Supplied information:
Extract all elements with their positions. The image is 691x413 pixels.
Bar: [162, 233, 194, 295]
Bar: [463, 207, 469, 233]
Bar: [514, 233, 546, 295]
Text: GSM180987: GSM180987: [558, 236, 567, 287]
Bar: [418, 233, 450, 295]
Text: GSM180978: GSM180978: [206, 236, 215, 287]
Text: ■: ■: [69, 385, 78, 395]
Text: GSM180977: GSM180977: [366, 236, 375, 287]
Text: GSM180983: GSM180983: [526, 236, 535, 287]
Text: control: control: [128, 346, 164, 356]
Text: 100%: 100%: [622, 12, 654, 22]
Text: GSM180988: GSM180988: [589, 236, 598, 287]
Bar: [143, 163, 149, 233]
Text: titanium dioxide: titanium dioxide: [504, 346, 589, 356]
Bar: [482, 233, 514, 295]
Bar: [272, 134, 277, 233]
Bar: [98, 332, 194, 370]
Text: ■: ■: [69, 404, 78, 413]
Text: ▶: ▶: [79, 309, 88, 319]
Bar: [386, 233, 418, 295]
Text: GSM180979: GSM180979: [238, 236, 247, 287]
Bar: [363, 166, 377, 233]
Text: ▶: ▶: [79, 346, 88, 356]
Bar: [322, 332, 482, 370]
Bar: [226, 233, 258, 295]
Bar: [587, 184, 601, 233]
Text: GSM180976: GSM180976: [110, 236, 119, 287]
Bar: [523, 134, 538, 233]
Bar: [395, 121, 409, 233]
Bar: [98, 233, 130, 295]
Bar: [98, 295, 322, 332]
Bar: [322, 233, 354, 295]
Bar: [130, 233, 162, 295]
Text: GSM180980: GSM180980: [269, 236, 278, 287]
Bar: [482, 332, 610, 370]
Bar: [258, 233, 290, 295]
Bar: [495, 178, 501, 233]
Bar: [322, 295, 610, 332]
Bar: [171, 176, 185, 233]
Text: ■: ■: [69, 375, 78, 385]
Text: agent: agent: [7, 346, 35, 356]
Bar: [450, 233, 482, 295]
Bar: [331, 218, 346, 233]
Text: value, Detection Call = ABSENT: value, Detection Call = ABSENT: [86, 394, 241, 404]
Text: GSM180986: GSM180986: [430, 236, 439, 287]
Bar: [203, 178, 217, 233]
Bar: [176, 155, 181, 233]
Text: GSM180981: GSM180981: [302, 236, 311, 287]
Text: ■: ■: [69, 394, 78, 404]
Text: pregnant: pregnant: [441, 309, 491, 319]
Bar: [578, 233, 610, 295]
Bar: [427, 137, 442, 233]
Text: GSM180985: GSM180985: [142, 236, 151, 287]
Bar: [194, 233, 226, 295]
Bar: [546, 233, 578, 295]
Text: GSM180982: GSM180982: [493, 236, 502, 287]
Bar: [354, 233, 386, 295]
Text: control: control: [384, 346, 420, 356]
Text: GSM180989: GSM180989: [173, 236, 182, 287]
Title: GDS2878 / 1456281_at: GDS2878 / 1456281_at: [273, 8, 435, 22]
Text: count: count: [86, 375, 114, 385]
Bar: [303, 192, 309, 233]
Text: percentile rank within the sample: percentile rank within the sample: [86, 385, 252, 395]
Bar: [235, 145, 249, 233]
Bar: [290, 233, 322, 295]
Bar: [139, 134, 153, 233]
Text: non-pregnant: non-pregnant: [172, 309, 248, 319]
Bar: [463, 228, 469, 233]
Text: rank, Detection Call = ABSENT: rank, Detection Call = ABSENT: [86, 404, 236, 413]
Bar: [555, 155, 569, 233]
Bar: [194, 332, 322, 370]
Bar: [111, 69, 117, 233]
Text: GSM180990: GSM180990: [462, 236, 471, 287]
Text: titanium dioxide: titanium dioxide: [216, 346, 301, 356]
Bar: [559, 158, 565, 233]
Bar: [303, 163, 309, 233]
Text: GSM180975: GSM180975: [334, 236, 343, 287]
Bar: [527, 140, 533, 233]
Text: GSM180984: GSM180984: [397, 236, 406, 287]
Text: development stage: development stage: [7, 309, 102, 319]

Written task:
Revise the listing so that "development stage" becomes "developmental stage", leaving every other line and value as it is.

Answer to this problem:
Extract all elements with their positions. The image is 691x413 pixels.
Bar: [162, 233, 194, 295]
Bar: [463, 207, 469, 233]
Bar: [514, 233, 546, 295]
Text: GSM180987: GSM180987: [558, 236, 567, 287]
Bar: [418, 233, 450, 295]
Text: GSM180978: GSM180978: [206, 236, 215, 287]
Text: ■: ■: [69, 385, 78, 395]
Text: GSM180977: GSM180977: [366, 236, 375, 287]
Text: GSM180983: GSM180983: [526, 236, 535, 287]
Text: control: control: [128, 346, 164, 356]
Text: 100%: 100%: [622, 12, 654, 22]
Text: GSM180988: GSM180988: [589, 236, 598, 287]
Bar: [143, 163, 149, 233]
Text: titanium dioxide: titanium dioxide: [504, 346, 589, 356]
Bar: [482, 233, 514, 295]
Bar: [272, 134, 277, 233]
Bar: [98, 332, 194, 370]
Text: ■: ■: [69, 404, 78, 413]
Text: ▶: ▶: [79, 309, 88, 319]
Bar: [386, 233, 418, 295]
Text: GSM180979: GSM180979: [238, 236, 247, 287]
Bar: [363, 166, 377, 233]
Text: ▶: ▶: [79, 346, 88, 356]
Bar: [322, 332, 482, 370]
Bar: [226, 233, 258, 295]
Bar: [587, 184, 601, 233]
Text: GSM180976: GSM180976: [110, 236, 119, 287]
Bar: [523, 134, 538, 233]
Bar: [395, 121, 409, 233]
Bar: [98, 233, 130, 295]
Bar: [98, 295, 322, 332]
Bar: [322, 233, 354, 295]
Bar: [130, 233, 162, 295]
Text: GSM180980: GSM180980: [269, 236, 278, 287]
Bar: [482, 332, 610, 370]
Bar: [258, 233, 290, 295]
Bar: [495, 178, 501, 233]
Bar: [322, 295, 610, 332]
Bar: [171, 176, 185, 233]
Text: ■: ■: [69, 375, 78, 385]
Text: agent: agent: [7, 346, 35, 356]
Bar: [450, 233, 482, 295]
Bar: [331, 218, 346, 233]
Text: value, Detection Call = ABSENT: value, Detection Call = ABSENT: [86, 394, 241, 404]
Text: GSM180986: GSM180986: [430, 236, 439, 287]
Bar: [203, 178, 217, 233]
Bar: [176, 155, 181, 233]
Text: GSM180981: GSM180981: [302, 236, 311, 287]
Text: ■: ■: [69, 394, 78, 404]
Text: pregnant: pregnant: [441, 309, 491, 319]
Bar: [578, 233, 610, 295]
Bar: [427, 137, 442, 233]
Text: GSM180985: GSM180985: [142, 236, 151, 287]
Bar: [194, 233, 226, 295]
Bar: [546, 233, 578, 295]
Text: GSM180982: GSM180982: [493, 236, 502, 287]
Bar: [354, 233, 386, 295]
Text: control: control: [384, 346, 420, 356]
Text: GSM180989: GSM180989: [173, 236, 182, 287]
Title: GDS2878 / 1456281_at: GDS2878 / 1456281_at: [273, 8, 435, 22]
Text: count: count: [86, 375, 114, 385]
Bar: [303, 192, 309, 233]
Text: percentile rank within the sample: percentile rank within the sample: [86, 385, 252, 395]
Bar: [235, 145, 249, 233]
Bar: [290, 233, 322, 295]
Bar: [139, 134, 153, 233]
Text: non-pregnant: non-pregnant: [172, 309, 248, 319]
Bar: [463, 228, 469, 233]
Text: rank, Detection Call = ABSENT: rank, Detection Call = ABSENT: [86, 404, 236, 413]
Bar: [555, 155, 569, 233]
Bar: [194, 332, 322, 370]
Bar: [111, 69, 117, 233]
Text: GSM180990: GSM180990: [462, 236, 471, 287]
Text: titanium dioxide: titanium dioxide: [216, 346, 301, 356]
Bar: [559, 158, 565, 233]
Bar: [303, 163, 309, 233]
Text: GSM180975: GSM180975: [334, 236, 343, 287]
Bar: [527, 140, 533, 233]
Text: GSM180984: GSM180984: [397, 236, 406, 287]
Text: developmental stage: developmental stage: [7, 309, 102, 319]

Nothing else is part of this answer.